··· INPUT MATERIAL
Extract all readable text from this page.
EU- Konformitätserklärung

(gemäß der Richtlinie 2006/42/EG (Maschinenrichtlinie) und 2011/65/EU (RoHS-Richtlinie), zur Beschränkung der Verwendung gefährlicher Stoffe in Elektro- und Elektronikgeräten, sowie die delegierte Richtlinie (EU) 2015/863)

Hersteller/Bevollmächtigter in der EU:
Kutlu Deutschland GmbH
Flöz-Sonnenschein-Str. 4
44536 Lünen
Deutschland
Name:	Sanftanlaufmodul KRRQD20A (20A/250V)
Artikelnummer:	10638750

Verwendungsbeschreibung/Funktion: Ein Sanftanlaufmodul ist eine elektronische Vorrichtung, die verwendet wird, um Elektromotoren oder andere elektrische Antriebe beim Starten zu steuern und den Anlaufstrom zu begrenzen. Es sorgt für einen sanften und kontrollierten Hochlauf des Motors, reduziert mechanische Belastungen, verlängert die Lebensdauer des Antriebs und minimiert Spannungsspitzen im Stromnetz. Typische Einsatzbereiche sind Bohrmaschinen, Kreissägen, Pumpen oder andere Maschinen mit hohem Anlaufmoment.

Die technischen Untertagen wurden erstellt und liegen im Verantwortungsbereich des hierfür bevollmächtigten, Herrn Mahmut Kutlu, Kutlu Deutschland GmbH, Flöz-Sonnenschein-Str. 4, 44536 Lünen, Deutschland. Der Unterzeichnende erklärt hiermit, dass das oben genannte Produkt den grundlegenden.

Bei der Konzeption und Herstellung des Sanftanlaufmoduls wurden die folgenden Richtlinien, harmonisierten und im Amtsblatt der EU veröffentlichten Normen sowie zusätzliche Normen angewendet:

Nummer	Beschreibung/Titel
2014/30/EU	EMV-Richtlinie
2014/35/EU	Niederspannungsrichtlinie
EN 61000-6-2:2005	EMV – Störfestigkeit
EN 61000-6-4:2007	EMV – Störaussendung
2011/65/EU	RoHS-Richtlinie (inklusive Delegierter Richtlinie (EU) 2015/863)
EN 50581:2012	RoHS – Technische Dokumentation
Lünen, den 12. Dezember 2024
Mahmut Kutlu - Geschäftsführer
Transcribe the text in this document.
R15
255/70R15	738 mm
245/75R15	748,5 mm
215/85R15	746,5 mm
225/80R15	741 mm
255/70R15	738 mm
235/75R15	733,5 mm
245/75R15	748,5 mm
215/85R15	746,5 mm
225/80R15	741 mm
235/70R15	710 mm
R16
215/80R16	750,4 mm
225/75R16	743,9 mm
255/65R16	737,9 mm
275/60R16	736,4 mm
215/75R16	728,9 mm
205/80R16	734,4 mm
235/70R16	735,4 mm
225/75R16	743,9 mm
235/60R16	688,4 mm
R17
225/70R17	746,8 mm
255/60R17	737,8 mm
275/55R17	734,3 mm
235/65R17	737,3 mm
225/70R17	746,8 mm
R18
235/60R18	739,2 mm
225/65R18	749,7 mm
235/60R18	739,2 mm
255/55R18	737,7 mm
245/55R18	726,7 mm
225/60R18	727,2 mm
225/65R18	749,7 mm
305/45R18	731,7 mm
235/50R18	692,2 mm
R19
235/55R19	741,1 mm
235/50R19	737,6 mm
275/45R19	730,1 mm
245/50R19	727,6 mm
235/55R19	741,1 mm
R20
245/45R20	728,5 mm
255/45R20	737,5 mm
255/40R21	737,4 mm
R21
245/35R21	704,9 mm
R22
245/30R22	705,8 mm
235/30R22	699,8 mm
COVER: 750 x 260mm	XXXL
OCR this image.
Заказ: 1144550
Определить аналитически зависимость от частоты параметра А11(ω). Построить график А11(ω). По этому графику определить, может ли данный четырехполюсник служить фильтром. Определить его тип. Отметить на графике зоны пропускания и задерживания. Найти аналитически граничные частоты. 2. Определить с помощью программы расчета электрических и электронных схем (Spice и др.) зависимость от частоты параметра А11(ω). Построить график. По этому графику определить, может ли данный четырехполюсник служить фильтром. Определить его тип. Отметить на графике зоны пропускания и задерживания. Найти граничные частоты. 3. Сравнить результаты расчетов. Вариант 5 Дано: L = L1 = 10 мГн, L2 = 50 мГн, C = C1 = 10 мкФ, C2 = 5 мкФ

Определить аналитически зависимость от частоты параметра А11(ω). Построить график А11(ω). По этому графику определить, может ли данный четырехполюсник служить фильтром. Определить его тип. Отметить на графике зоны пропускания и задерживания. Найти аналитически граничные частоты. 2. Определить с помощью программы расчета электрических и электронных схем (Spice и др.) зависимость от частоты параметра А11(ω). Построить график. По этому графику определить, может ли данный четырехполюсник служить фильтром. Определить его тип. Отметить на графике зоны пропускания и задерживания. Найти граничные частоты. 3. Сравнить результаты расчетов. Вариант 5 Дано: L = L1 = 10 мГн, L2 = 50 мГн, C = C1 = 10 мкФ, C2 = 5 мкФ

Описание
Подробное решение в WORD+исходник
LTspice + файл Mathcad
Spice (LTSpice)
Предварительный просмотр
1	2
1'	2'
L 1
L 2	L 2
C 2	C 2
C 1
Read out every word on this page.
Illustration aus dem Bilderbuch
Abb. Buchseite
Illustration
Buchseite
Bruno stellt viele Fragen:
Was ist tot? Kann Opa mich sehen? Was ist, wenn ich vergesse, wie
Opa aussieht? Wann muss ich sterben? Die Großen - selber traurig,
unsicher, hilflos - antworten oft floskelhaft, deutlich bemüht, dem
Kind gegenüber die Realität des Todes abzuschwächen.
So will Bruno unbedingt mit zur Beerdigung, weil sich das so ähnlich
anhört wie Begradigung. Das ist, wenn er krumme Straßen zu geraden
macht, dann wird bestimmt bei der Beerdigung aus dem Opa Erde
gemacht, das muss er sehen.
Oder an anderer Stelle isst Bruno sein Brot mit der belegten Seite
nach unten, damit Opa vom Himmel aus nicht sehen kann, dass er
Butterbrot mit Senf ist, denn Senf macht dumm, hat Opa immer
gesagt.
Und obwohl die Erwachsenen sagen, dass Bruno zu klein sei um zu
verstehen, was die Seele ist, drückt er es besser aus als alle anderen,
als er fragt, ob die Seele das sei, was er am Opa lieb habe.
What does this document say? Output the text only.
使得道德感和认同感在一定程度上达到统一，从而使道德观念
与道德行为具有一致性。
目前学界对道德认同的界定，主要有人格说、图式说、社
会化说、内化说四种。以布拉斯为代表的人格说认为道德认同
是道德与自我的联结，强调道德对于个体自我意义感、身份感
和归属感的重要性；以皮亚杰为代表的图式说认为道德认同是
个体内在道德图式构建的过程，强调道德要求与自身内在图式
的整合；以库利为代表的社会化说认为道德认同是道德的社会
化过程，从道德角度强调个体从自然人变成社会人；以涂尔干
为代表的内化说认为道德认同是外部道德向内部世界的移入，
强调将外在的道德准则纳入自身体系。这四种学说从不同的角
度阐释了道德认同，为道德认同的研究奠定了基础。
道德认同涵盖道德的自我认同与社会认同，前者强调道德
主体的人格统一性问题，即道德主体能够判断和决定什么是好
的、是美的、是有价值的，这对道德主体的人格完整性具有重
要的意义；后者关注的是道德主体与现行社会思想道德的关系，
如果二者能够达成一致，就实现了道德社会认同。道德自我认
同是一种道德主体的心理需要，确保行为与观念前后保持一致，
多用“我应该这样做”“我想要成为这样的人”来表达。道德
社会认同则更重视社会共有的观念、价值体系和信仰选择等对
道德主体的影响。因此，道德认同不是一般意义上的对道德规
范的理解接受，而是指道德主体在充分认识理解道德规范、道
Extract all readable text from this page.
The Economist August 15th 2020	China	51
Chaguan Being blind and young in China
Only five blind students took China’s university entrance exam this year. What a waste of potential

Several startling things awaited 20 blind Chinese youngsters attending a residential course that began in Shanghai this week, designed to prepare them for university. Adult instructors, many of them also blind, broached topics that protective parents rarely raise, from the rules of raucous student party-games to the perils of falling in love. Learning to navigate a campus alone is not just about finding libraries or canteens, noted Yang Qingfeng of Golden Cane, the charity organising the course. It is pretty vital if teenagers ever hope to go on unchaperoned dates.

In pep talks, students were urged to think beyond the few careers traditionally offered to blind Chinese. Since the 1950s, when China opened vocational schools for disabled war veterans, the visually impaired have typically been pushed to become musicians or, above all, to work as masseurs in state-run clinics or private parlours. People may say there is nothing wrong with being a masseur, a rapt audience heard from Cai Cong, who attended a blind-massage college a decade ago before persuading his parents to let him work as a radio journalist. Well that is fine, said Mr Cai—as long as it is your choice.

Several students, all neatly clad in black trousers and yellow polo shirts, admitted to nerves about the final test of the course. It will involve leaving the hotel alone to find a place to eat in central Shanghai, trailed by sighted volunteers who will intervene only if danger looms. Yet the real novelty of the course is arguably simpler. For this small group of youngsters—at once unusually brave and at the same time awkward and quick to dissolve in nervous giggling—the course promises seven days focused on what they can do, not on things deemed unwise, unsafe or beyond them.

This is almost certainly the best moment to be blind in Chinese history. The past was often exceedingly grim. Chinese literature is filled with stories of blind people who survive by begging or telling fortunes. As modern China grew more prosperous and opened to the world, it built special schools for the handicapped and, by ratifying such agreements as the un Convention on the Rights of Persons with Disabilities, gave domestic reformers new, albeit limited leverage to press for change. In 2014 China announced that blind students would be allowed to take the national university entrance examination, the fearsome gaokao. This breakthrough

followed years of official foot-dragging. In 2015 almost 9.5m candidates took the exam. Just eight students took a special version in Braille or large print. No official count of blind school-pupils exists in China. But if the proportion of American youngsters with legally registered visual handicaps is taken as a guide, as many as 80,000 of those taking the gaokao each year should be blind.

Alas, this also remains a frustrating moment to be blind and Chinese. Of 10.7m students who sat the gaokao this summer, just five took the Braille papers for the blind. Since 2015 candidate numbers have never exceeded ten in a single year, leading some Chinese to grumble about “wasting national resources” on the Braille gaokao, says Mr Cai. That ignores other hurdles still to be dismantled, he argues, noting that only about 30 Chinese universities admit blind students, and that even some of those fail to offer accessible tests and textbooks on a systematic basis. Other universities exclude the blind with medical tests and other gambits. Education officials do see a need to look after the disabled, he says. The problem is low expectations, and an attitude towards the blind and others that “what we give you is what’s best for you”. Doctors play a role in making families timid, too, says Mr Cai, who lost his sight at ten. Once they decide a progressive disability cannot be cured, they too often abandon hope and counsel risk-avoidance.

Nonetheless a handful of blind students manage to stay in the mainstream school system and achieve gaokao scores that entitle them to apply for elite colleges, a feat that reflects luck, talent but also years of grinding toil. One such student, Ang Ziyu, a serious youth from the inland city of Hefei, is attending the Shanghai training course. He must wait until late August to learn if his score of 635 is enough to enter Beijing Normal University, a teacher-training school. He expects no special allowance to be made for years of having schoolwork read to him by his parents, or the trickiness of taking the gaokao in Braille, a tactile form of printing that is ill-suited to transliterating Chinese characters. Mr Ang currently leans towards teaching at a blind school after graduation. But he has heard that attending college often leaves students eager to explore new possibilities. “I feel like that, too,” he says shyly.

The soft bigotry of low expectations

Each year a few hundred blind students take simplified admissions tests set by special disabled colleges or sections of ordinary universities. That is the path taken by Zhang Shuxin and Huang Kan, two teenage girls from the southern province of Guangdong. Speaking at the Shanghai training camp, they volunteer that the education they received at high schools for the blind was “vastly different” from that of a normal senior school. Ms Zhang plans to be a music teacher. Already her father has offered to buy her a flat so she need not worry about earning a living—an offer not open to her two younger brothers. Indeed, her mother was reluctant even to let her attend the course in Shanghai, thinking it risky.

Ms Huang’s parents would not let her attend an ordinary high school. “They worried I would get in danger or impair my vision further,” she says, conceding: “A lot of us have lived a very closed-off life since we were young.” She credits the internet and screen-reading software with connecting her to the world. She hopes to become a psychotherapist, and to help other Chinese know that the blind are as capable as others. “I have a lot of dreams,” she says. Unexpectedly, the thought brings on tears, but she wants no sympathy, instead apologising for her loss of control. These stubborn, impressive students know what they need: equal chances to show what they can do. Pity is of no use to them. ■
······
Show every line above in which the word "muss" occurs.

* **SOLUTION TO THE EXERCISE**
Opa aussieht? Wann muss ich sterben? Die Großen - selber traurig,
gemacht, das muss er sehen.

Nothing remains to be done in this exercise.